**Exercise:**
Copy the material below word for word, from the line with "Localize all elements." up to and including the line with "text-line: لحاجة كتحذير". Leave the pictures out of your answer.

**Records for processing:**
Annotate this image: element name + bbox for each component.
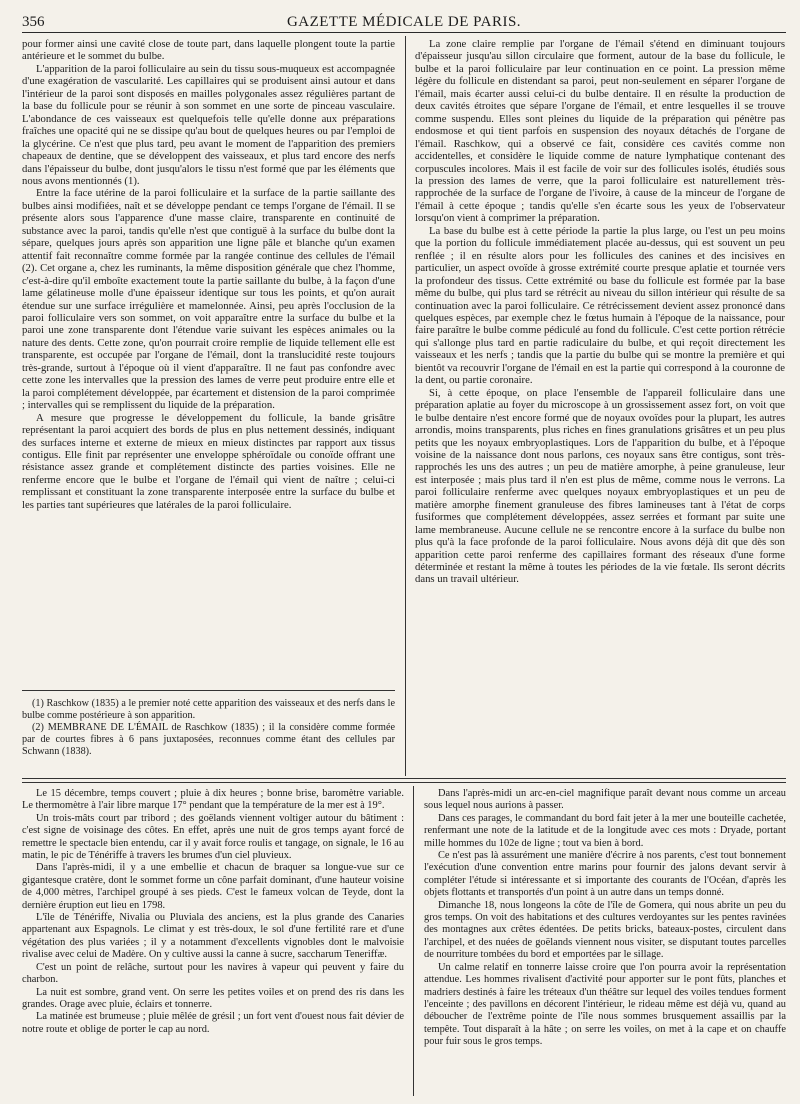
--
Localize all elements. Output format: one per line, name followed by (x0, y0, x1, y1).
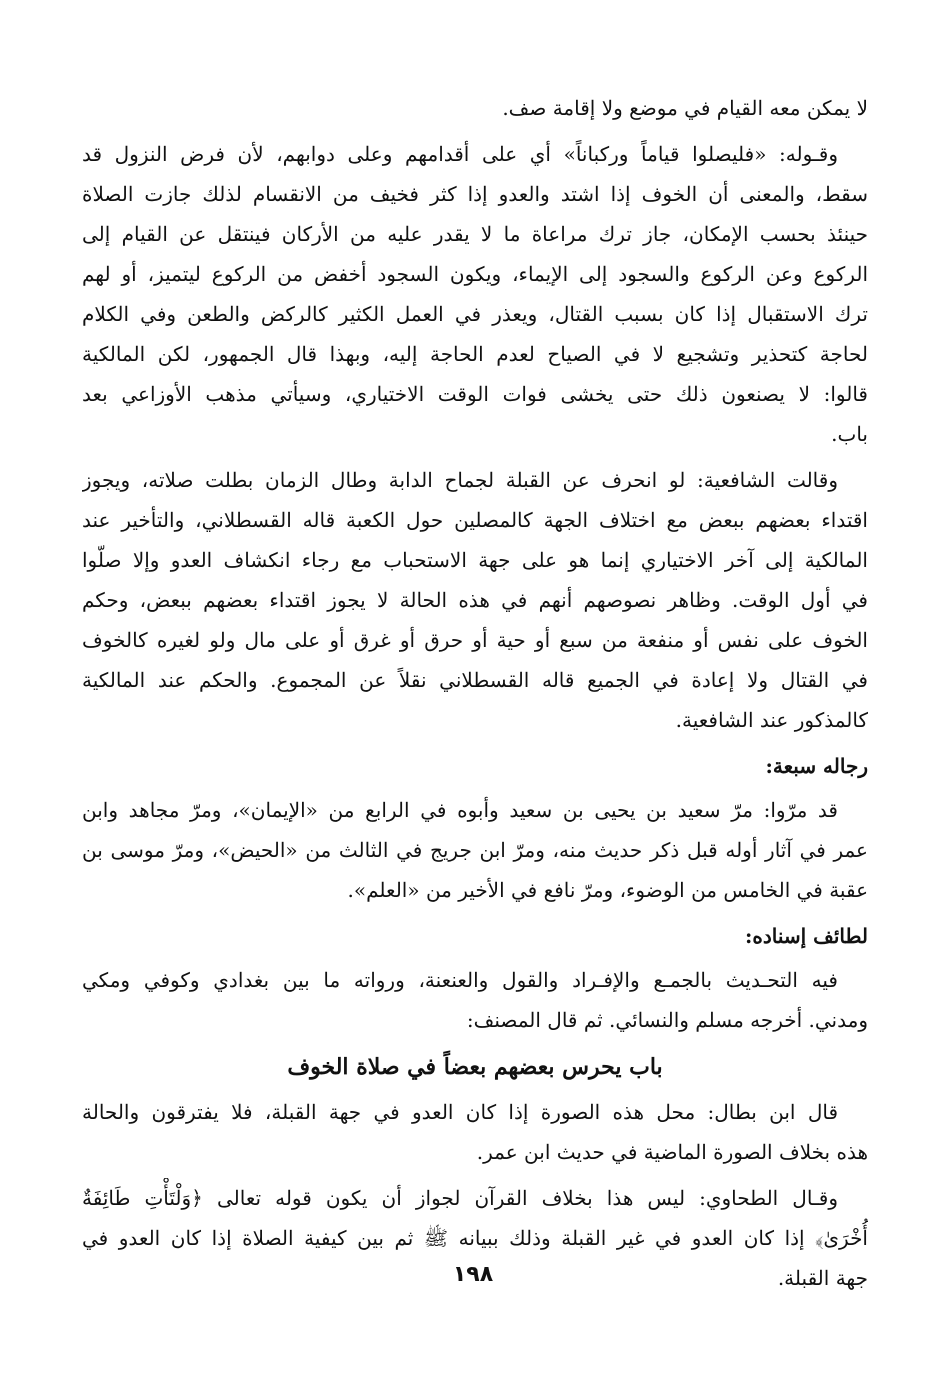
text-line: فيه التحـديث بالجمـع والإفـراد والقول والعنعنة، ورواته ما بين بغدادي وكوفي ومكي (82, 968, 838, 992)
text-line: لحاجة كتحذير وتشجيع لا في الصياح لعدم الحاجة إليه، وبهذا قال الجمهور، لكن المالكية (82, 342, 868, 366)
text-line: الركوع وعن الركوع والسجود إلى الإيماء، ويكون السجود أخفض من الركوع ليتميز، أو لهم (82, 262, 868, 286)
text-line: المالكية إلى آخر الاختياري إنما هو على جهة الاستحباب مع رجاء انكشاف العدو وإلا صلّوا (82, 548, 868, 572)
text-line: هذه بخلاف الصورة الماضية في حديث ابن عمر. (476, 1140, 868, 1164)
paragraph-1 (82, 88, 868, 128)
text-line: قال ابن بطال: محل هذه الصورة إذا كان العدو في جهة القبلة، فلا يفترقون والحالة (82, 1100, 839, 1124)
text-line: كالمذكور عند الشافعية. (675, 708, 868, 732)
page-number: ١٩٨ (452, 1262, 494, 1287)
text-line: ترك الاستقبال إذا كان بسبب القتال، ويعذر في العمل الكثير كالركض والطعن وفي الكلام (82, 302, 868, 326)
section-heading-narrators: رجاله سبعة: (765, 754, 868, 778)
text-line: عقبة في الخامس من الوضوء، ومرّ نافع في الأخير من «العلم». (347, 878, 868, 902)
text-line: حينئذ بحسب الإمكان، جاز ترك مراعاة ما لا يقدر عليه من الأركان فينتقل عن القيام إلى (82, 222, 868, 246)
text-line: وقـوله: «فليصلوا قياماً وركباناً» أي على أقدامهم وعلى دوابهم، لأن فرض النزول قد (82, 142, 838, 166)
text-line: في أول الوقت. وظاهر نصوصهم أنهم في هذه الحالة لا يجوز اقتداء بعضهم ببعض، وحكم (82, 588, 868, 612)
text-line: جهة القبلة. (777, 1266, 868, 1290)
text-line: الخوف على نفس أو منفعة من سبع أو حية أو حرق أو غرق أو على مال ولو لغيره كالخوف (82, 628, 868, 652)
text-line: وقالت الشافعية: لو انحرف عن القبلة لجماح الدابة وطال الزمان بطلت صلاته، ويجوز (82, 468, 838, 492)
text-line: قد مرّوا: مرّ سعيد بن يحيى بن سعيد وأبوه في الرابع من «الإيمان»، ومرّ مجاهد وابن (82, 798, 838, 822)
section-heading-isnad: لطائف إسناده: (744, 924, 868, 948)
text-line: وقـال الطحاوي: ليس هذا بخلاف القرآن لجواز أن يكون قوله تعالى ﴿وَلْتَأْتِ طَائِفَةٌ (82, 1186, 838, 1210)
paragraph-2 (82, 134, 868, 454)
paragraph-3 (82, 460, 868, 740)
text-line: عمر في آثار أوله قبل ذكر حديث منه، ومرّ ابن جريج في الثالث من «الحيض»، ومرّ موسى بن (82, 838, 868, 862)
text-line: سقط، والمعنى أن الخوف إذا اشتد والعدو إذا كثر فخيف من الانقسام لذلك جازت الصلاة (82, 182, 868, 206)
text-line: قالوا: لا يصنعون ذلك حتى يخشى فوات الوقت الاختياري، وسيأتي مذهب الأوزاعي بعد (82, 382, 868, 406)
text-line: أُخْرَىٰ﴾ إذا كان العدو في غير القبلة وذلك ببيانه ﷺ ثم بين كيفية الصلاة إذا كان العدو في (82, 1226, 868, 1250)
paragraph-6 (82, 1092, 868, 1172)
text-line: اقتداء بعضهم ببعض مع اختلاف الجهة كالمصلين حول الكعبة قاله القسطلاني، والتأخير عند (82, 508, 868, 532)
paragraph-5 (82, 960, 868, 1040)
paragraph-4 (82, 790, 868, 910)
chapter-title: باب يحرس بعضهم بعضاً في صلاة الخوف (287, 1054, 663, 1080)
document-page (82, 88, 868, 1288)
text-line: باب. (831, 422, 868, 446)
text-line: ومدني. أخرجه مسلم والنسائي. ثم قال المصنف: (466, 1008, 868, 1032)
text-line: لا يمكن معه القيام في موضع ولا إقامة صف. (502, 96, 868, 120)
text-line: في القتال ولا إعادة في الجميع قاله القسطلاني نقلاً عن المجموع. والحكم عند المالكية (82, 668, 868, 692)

**Solution to this task:**
Localize all elements. Output format: one per line, name followed by (x0, y0, x1, y1).
text-line: فيه التحـديث بالجمـع والإفـراد والقول والعنعنة، ورواته ما بين بغدادي وكوفي ومكي (82, 968, 838, 992)
text-line: لحاجة كتحذير وتشجيع لا في الصياح لعدم الحاجة إليه، وبهذا قال الجمهور، لكن المالكية (82, 342, 868, 366)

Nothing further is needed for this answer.